* _GIVEN EXERCISE_: All of the entries must be reproduced exactly, with no images carried over.

* _MATERIAL SHOWN_:
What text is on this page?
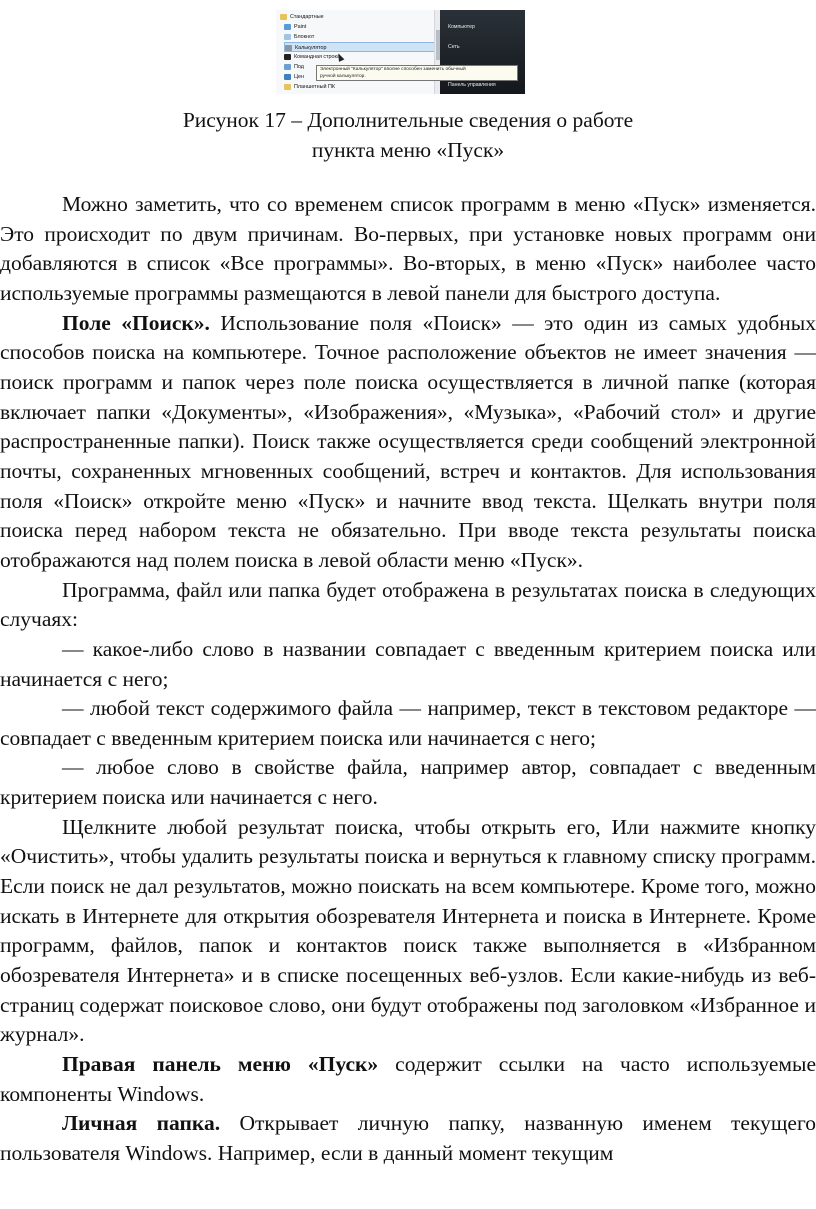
Стандартные
Paint
Блокнот
Калькулятор
Командная строка
Под
Цен
Планшетный ПК
Компьютер
Сеть
Панель управления
Электронный "Калькулятор" вполне способен заменить обычный
ручной калькулятор.
Рисунок 17 – Дополнительные сведения о работе
пункта меню «Пуск»

Можно заметить, что со временем список программ в меню «Пуск» изменяется. Это происходит по двум причинам. Во-первых, при установке новых программ они добавляются в список «Все программы». Во-вторых, в меню «Пуск» наиболее часто используемые программы размещаются в левой панели для быстрого доступа.

Поле «Поиск». Использование поля «Поиск» — это один из самых удобных способов поиска на компьютере. Точное расположение объектов не имеет значения — поиск программ и папок через поле поиска осуществляется в личной папке (которая включает папки «Документы», «Изображения», «Музыка», «Рабочий стол» и другие распространенные папки). Поиск также осуществляется среди сообщений электронной почты, сохраненных мгновенных сообщений, встреч и контактов. Для использования поля «Поиск» откройте меню «Пуск» и начните ввод текста. Щелкать внутри поля поиска перед набором текста не обязательно. При вводе текста результаты поиска отображаются над полем поиска в левой области меню «Пуск».

Программа, файл или папка будет отображена в результатах поиска в следующих случаях:

— какое-либо слово в названии совпадает с введенным критерием поиска или начинается с него;

— любой текст содержимого файла — например, текст в текстовом редакторе — совпадает с введенным критерием поиска или начинается с него;

— любое слово в свойстве файла, например автор, совпадает с введенным критерием поиска или начинается с него.

Щелкните любой результат поиска, чтобы открыть его, Или нажмите кнопку «Очистить», чтобы удалить результаты поиска и вернуться к главному списку программ. Если поиск не дал результатов, можно поискать на всем компьютере. Кроме того, можно искать в Интернете для открытия обозревателя Интернета и поиска в Интернете. Кроме программ, файлов, папок и контактов поиск также выполняется в «Избранном обозревателя Интернета» и в списке посещенных веб-узлов. Если какие-нибудь из веб-страниц содержат поисковое слово, они будут отображены под заголовком «Избранное и журнал».

Правая панель меню «Пуск» содержит ссылки на часто используемые компоненты Windows.

Личная папка. Открывает личную папку, названную именем текущего пользователя Windows. Например, если в данный момент текущим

* _WORKED SOLUTION_:
What text is on this page?
Стандартные
Paint
Блокнот
Калькулятор
Командная строка
Под
Цен
Планшетный ПК
Компьютер
Сеть
Панель управления
Электронный "Калькулятор" вполне способен заменить обычный
ручной калькулятор.
Рисунок 17 – Дополнительные сведения о работе
пункта меню «Пуск»

Можно заметить, что со временем список программ в меню «Пуск» изменяется. Это происходит по двум причинам. Во-первых, при установке новых программ они добавляются в список «Все программы». Во-вторых, в меню «Пуск» наиболее часто используемые программы размещаются в левой панели для быстрого доступа.

Поле «Поиск». Использование поля «Поиск» — это один из самых удобных способов поиска на компьютере. Точное расположение объектов не имеет значения — поиск программ и папок через поле поиска осуществляется в личной папке (которая включает папки «Документы», «Изображения», «Музыка», «Рабочий стол» и другие распространенные папки). Поиск также осуществляется среди сообщений электронной почты, сохраненных мгновенных сообщений, встреч и контактов. Для использования поля «Поиск» откройте меню «Пуск» и начните ввод текста. Щелкать внутри поля поиска перед набором текста не обязательно. При вводе текста результаты поиска отображаются над полем поиска в левой области меню «Пуск».

Программа, файл или папка будет отображена в результатах поиска в следующих случаях:

— какое-либо слово в названии совпадает с введенным критерием поиска или начинается с него;

— любой текст содержимого файла — например, текст в текстовом редакторе — совпадает с введенным критерием поиска или начинается с него;

— любое слово в свойстве файла, например автор, совпадает с введенным критерием поиска или начинается с него.

Щелкните любой результат поиска, чтобы открыть его, Или нажмите кнопку «Очистить», чтобы удалить результаты поиска и вернуться к главному списку программ. Если поиск не дал результатов, можно поискать на всем компьютере. Кроме того, можно искать в Интернете для открытия обозревателя Интернета и поиска в Интернете. Кроме программ, файлов, папок и контактов поиск также выполняется в «Избранном обозревателя Интернета» и в списке посещенных веб-узлов. Если какие-нибудь из веб-страниц содержат поисковое слово, они будут отображены под заголовком «Избранное и журнал».

Правая панель меню «Пуск» содержит ссылки на часто используемые компоненты Windows.

Личная папка. Открывает личную папку, названную именем текущего пользователя Windows. Например, если в данный момент текущим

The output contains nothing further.